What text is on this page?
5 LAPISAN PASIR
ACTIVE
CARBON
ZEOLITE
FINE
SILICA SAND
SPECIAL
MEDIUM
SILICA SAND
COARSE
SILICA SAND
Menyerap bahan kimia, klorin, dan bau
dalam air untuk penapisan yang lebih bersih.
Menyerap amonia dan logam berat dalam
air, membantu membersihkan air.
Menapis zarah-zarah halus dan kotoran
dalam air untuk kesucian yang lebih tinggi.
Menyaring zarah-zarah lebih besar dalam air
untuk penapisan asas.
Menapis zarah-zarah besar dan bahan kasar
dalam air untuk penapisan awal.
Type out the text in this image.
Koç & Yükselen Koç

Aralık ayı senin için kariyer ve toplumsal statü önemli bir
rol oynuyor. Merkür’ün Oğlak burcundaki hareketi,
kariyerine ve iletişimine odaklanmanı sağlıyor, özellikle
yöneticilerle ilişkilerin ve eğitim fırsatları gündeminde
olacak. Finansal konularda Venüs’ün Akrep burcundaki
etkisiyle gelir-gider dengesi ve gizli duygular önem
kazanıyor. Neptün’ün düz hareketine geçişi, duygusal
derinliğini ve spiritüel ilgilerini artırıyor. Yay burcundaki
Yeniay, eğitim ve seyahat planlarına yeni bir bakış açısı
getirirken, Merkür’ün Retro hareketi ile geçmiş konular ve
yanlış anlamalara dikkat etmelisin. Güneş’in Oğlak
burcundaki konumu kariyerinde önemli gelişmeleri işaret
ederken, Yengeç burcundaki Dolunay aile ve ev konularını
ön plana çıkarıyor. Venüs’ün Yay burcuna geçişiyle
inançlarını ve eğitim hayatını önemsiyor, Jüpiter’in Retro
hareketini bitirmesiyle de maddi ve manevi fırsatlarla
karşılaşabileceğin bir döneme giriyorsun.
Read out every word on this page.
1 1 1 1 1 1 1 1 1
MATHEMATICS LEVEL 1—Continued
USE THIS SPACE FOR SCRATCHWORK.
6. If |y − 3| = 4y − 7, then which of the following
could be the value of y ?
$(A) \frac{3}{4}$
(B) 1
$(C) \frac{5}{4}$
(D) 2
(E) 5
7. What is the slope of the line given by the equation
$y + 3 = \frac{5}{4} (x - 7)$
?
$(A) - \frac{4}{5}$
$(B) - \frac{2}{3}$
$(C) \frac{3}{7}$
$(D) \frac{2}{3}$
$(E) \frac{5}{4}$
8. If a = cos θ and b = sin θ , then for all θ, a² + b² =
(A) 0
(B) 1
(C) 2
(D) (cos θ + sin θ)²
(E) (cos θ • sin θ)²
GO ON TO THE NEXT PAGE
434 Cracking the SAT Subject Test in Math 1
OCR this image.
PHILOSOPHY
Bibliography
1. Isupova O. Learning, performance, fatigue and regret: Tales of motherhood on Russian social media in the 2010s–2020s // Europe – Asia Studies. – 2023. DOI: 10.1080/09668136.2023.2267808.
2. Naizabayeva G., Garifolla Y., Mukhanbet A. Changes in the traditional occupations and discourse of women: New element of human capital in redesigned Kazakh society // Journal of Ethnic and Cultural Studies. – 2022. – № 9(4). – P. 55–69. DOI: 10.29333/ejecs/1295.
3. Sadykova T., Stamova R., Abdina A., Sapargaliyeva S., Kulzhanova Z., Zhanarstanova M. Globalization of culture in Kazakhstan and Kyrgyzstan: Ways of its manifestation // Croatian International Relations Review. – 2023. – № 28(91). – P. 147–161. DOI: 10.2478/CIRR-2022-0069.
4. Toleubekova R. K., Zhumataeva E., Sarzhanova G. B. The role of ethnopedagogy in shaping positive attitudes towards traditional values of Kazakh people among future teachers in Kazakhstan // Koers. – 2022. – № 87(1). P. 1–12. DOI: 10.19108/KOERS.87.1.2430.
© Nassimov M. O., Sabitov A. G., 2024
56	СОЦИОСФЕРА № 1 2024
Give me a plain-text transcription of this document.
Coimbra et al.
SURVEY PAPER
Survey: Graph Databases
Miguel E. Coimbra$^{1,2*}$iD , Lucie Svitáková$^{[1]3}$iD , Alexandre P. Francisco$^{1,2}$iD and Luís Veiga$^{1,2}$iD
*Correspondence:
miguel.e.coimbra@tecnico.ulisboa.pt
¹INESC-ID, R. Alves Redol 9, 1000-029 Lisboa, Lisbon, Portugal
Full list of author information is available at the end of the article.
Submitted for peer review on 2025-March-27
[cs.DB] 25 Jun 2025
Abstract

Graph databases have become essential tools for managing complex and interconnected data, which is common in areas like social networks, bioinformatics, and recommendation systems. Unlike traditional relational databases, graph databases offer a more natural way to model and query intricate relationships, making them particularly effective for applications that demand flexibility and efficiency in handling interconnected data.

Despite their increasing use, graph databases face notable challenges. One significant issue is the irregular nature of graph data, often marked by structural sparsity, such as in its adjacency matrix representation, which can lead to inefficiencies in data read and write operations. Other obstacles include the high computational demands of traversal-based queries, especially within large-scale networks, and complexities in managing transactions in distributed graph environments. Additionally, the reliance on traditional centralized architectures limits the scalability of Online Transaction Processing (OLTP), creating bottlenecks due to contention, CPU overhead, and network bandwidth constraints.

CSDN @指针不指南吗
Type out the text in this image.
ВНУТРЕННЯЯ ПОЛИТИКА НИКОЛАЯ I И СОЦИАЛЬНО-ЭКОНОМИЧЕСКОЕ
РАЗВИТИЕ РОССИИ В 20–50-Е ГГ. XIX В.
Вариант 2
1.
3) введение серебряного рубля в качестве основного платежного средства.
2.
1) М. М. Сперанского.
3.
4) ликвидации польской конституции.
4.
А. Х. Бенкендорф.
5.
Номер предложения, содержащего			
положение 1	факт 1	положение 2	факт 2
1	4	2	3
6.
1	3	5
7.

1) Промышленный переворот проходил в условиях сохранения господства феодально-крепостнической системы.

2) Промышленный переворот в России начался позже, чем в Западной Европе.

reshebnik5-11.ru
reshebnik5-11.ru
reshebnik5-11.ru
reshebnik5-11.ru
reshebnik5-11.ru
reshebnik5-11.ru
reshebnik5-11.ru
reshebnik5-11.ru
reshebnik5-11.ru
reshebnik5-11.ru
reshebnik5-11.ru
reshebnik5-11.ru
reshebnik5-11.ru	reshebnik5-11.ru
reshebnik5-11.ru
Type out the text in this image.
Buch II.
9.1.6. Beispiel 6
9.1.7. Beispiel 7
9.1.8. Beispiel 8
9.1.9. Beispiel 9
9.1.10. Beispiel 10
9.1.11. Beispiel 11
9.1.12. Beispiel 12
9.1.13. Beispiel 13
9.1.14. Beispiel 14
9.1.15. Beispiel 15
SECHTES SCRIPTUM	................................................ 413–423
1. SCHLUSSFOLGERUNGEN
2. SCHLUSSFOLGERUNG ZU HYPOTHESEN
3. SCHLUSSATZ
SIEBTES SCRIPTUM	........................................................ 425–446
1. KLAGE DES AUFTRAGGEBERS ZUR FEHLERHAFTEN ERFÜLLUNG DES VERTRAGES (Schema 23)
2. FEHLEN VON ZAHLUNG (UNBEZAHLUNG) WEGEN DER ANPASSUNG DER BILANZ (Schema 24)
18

----------------

→ WHAT IS BEING ASKED: Extract the whole listing, character for character.

→ ANSWER:
What text is on this page?
5 LAPISAN PASIR
ACTIVE
CARBON
ZEOLITE
FINE
SILICA SAND
SPECIAL
MEDIUM
SILICA SAND
COARSE
SILICA SAND
Menyerap bahan kimia, klorin, dan bau
dalam air untuk penapisan yang lebih bersih.
Menyerap amonia dan logam berat dalam
air, membantu membersihkan air.
Menapis zarah-zarah halus dan kotoran
dalam air untuk kesucian yang lebih tinggi.
Menyaring zarah-zarah lebih besar dalam air
untuk penapisan asas.
Menapis zarah-zarah besar dan bahan kasar
dalam air untuk penapisan awal.
Type out the text in this image.
Koç & Yükselen Koç

Aralık ayı senin için kariyer ve toplumsal statü önemli bir
rol oynuyor. Merkür’ün Oğlak burcundaki hareketi,
kariyerine ve iletişimine odaklanmanı sağlıyor, özellikle
yöneticilerle ilişkilerin ve eğitim fırsatları gündeminde
olacak. Finansal konularda Venüs’ün Akrep burcundaki
etkisiyle gelir-gider dengesi ve gizli duygular önem
kazanıyor. Neptün’ün düz hareketine geçişi, duygusal
derinliğini ve spiritüel ilgilerini artırıyor. Yay burcundaki
Yeniay, eğitim ve seyahat planlarına yeni bir bakış açısı
getirirken, Merkür’ün Retro hareketi ile geçmiş konular ve
yanlış anlamalara dikkat etmelisin. Güneş’in Oğlak
burcundaki konumu kariyerinde önemli gelişmeleri işaret
ederken, Yengeç burcundaki Dolunay aile ve ev konularını
ön plana çıkarıyor. Venüs’ün Yay burcuna geçişiyle
inançlarını ve eğitim hayatını önemsiyor, Jüpiter’in Retro
hareketini bitirmesiyle de maddi ve manevi fırsatlarla
karşılaşabileceğin bir döneme giriyorsun.
Read out every word on this page.
1 1 1 1 1 1 1 1 1
MATHEMATICS LEVEL 1—Continued
USE THIS SPACE FOR SCRATCHWORK.
6. If |y − 3| = 4y − 7, then which of the following
could be the value of y ?
$(A) \frac{3}{4}$
(B) 1
$(C) \frac{5}{4}$
(D) 2
(E) 5
7. What is the slope of the line given by the equation
$y + 3 = \frac{5}{4} (x - 7)$
?
$(A) - \frac{4}{5}$
$(B) - \frac{2}{3}$
$(C) \frac{3}{7}$
$(D) \frac{2}{3}$
$(E) \frac{5}{4}$
8. If a = cos θ and b = sin θ , then for all θ, a² + b² =
(A) 0
(B) 1
(C) 2
(D) (cos θ + sin θ)²
(E) (cos θ • sin θ)²
GO ON TO THE NEXT PAGE
434 Cracking the SAT Subject Test in Math 1
OCR this image.
PHILOSOPHY
Bibliography
1. Isupova O. Learning, performance, fatigue and regret: Tales of motherhood on Russian social media in the 2010s–2020s // Europe – Asia Studies. – 2023. DOI: 10.1080/09668136.2023.2267808.
2. Naizabayeva G., Garifolla Y., Mukhanbet A. Changes in the traditional occupations and discourse of women: New element of human capital in redesigned Kazakh society // Journal of Ethnic and Cultural Studies. – 2022. – № 9(4). – P. 55–69. DOI: 10.29333/ejecs/1295.
3. Sadykova T., Stamova R., Abdina A., Sapargaliyeva S., Kulzhanova Z., Zhanarstanova M. Globalization of culture in Kazakhstan and Kyrgyzstan: Ways of its manifestation // Croatian International Relations Review. – 2023. – № 28(91). – P. 147–161. DOI: 10.2478/CIRR-2022-0069.
4. Toleubekova R. K., Zhumataeva E., Sarzhanova G. B. The role of ethnopedagogy in shaping positive attitudes towards traditional values of Kazakh people among future teachers in Kazakhstan // Koers. – 2022. – № 87(1). P. 1–12. DOI: 10.19108/KOERS.87.1.2430.
© Nassimov M. O., Sabitov A. G., 2024
56	СОЦИОСФЕРА № 1 2024
Give me a plain-text transcription of this document.
Coimbra et al.
SURVEY PAPER
Survey: Graph Databases
Miguel E. Coimbra$^{1,2*}$iD , Lucie Svitáková$^{[1]3}$iD , Alexandre P. Francisco$^{1,2}$iD and Luís Veiga$^{1,2}$iD
*Correspondence:
miguel.e.coimbra@tecnico.ulisboa.pt
¹INESC-ID, R. Alves Redol 9, 1000-029 Lisboa, Lisbon, Portugal
Full list of author information is available at the end of the article.
Submitted for peer review on 2025-March-27
[cs.DB] 25 Jun 2025
Abstract

Graph databases have become essential tools for managing complex and interconnected data, which is common in areas like social networks, bioinformatics, and recommendation systems. Unlike traditional relational databases, graph databases offer a more natural way to model and query intricate relationships, making them particularly effective for applications that demand flexibility and efficiency in handling interconnected data.

Despite their increasing use, graph databases face notable challenges. One significant issue is the irregular nature of graph data, often marked by structural sparsity, such as in its adjacency matrix representation, which can lead to inefficiencies in data read and write operations. Other obstacles include the high computational demands of traversal-based queries, especially within large-scale networks, and complexities in managing transactions in distributed graph environments. Additionally, the reliance on traditional centralized architectures limits the scalability of Online Transaction Processing (OLTP), creating bottlenecks due to contention, CPU overhead, and network bandwidth constraints.

CSDN @指针不指南吗
Type out the text in this image.
ВНУТРЕННЯЯ ПОЛИТИКА НИКОЛАЯ I И СОЦИАЛЬНО-ЭКОНОМИЧЕСКОЕ
РАЗВИТИЕ РОССИИ В 20–50-Е ГГ. XIX В.
Вариант 2
1.
3) введение серебряного рубля в качестве основного платежного средства.
2.
1) М. М. Сперанского.
3.
4) ликвидации польской конституции.
4.
А. Х. Бенкендорф.
5.
Номер предложения, содержащего			
положение 1	факт 1	положение 2	факт 2
1	4	2	3
6.
1	3	5
7.

1) Промышленный переворот проходил в условиях сохранения господства феодально-крепостнической системы.

2) Промышленный переворот в России начался позже, чем в Западной Европе.

reshebnik5-11.ru
reshebnik5-11.ru
reshebnik5-11.ru
reshebnik5-11.ru
reshebnik5-11.ru
reshebnik5-11.ru
reshebnik5-11.ru
reshebnik5-11.ru
reshebnik5-11.ru
reshebnik5-11.ru
reshebnik5-11.ru
reshebnik5-11.ru
reshebnik5-11.ru	reshebnik5-11.ru
reshebnik5-11.ru
Type out the text in this image.
Buch II.
9.1.6. Beispiel 6
9.1.7. Beispiel 7
9.1.8. Beispiel 8
9.1.9. Beispiel 9
9.1.10. Beispiel 10
9.1.11. Beispiel 11
9.1.12. Beispiel 12
9.1.13. Beispiel 13
9.1.14. Beispiel 14
9.1.15. Beispiel 15
SECHTES SCRIPTUM	................................................ 413–423
1. SCHLUSSFOLGERUNGEN
2. SCHLUSSFOLGERUNG ZU HYPOTHESEN
3. SCHLUSSATZ
SIEBTES SCRIPTUM	........................................................ 425–446
1. KLAGE DES AUFTRAGGEBERS ZUR FEHLERHAFTEN ERFÜLLUNG DES VERTRAGES (Schema 23)
2. FEHLEN VON ZAHLUNG (UNBEZAHLUNG) WEGEN DER ANPASSUNG DER BILANZ (Schema 24)
18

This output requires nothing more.